### Source extract ###

Brigadier Hector Cyril Daniel  (1898– 28 December 1953) was a South African military commander.  He served in the Royal Air Force in World War I, becoming an ace with nine aerial victories, and joined the South African Air Force in 1923.

He was Director of Air and Technical Services, i.e. head of the SAAF, from 1937 until the outbreak of World War II in 1939, when he was appointed Officer Commanding SAAF Headquarters. During the war, he was Inspector of the SAAF in 1940, senior SAAF officer in East Africa from 1940 to 1941, and Air Officer Commanding 24 Group from 1941.

Brigadier Daniel retired in 1953. He died by his own hand.

Military honors

Military Cross (MC)
T./2nd Lt. Hector Daniel, Gen. List and R.A.F.

### Data entries ###

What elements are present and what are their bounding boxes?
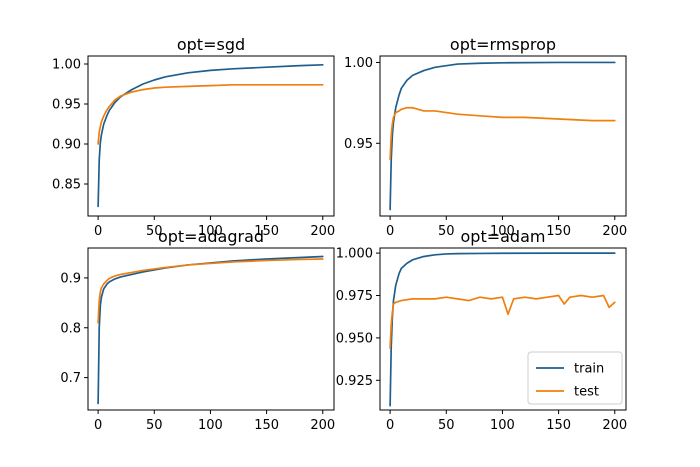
x-tick-label: 200 — [310, 224, 335, 239]
subplot-title: opt=adagrad — [158, 227, 264, 246]
x-tick-label: 150 — [254, 418, 279, 433]
y-tick-label: 0.9 — [60, 271, 81, 286]
x-tick-label: 100 — [198, 418, 223, 433]
axes-frame — [379, 55, 627, 217]
legend-label-test: test — [574, 385, 599, 400]
x-tick-label: 150 — [546, 418, 571, 433]
series-line-test — [97, 83, 324, 145]
y-tick-label: 1.000 — [336, 247, 373, 262]
x-tick-label: 200 — [602, 418, 627, 433]
subplot-0: opt=sgd 0 50 100 150 200 0.85 0.90 0.95 1.00 — [52, 35, 335, 239]
x-tick-label: 100 — [490, 418, 515, 433]
subplot-title: opt=adam — [461, 227, 546, 246]
legend: train test — [527, 351, 623, 405]
x-tick-label: 150 — [546, 224, 571, 239]
subplot-1: opt=rmsprop 0 50 100 150 200 0.95 1.00 — [344, 35, 627, 239]
x-tick-label: 0 — [386, 418, 394, 433]
x-tick-label: 50 — [438, 224, 455, 239]
y-tick-label: 0.925 — [336, 374, 373, 389]
y-tick-label: 0.975 — [336, 289, 373, 304]
y-tick-label: 0.95 — [52, 98, 81, 113]
axes-frame — [87, 247, 335, 411]
x-tick-label: 50 — [146, 224, 163, 239]
x-tick-label: 200 — [602, 224, 627, 239]
series-line-test — [389, 106, 616, 161]
axes-frame — [379, 247, 627, 411]
series-line-test — [389, 294, 616, 349]
y-tick-label: 0.95 — [344, 137, 373, 152]
subplot-3: opt=adam 0 50 100 150 200 0.925 0.950 0.975 1.000… — [336, 227, 627, 433]
subplot-title: opt=sgd — [177, 35, 245, 54]
legend-label-train: train — [574, 362, 604, 377]
y-tick-label: 1.00 — [52, 58, 81, 73]
y-tick-label: 0.7 — [60, 371, 81, 386]
x-tick-label: 0 — [386, 224, 394, 239]
subplot-title: opt=rmsprop — [450, 35, 556, 54]
subplot-2: opt=adagrad 0 50 100 150 200 0.7 0.8 0.9 — [60, 227, 335, 433]
x-tick-label: 50 — [146, 418, 163, 433]
y-tick-label: 0.85 — [52, 178, 81, 193]
y-tick-label: 0.950 — [336, 331, 373, 346]
axes-frame — [87, 55, 335, 217]
x-tick-label: 100 — [198, 224, 223, 239]
series-line-train — [97, 255, 324, 405]
x-tick-label: 0 — [94, 224, 102, 239]
x-tick-label: 50 — [438, 418, 455, 433]
x-tick-label: 100 — [490, 224, 515, 239]
series-line-train — [389, 61, 616, 211]
y-tick-label: 1.00 — [344, 56, 373, 71]
x-tick-label: 200 — [310, 418, 335, 433]
series-line-test — [97, 258, 324, 324]
y-tick-label: 0.8 — [60, 321, 81, 336]
x-tick-label: 0 — [94, 418, 102, 433]
y-tick-label: 0.90 — [52, 138, 81, 153]
x-tick-label: 150 — [254, 224, 279, 239]
series-line-train — [97, 63, 324, 208]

###

Task instructions >>
1: The biography of Hector Daniel calls one of his posts the headship of the SAAF. Which post was that, and over what years did he hold it?
2: From the Hector Daniel biography, return the passage starting at "He was Director" and ending at "Group from 1941.".
3: Extend the biography of Hector Daniel past its final line.

Outputs >>
1: He held the post of Director of Air and Technical Services, which the text identifies as head of the SAAF. He served in it from 1937 until the outbreak of World War II in 1939, when he became Officer Commanding SAAF Headquarters.

2:
He was Director of Air and Technical Services, i.e. head of the SAAF, from 1937 until the outbreak of World War II in 1939, when he was appointed Officer Commanding SAAF Headquarters. During the war, he was Inspector of the SAAF in 1940, senior SAAF officer in East Africa from 1940 to 1941, and Air Officer Commanding 24 Group from 1941.

3:
For conspicuous gallantry and devotion to duty in numerous aerial encounters. On one occasion he completely destroyed three enemy aeroplanes on the same day. He has in addition crashed three others and sent down two out of control. He has always displayed the greatest skill, keenness and courage in aerial fighting, and his services have been of inestimable value to his patrol leader.

See also
List of South African military chiefs
South African Air Force

References

|-

1898 births
1953 deaths
People from Setsoto Local Municipality
White South African people
South African Air Force generals
South African military personnel of World War II
Recipients of the Military Cross
Recipients of the Air Force Cross (United Kingdom)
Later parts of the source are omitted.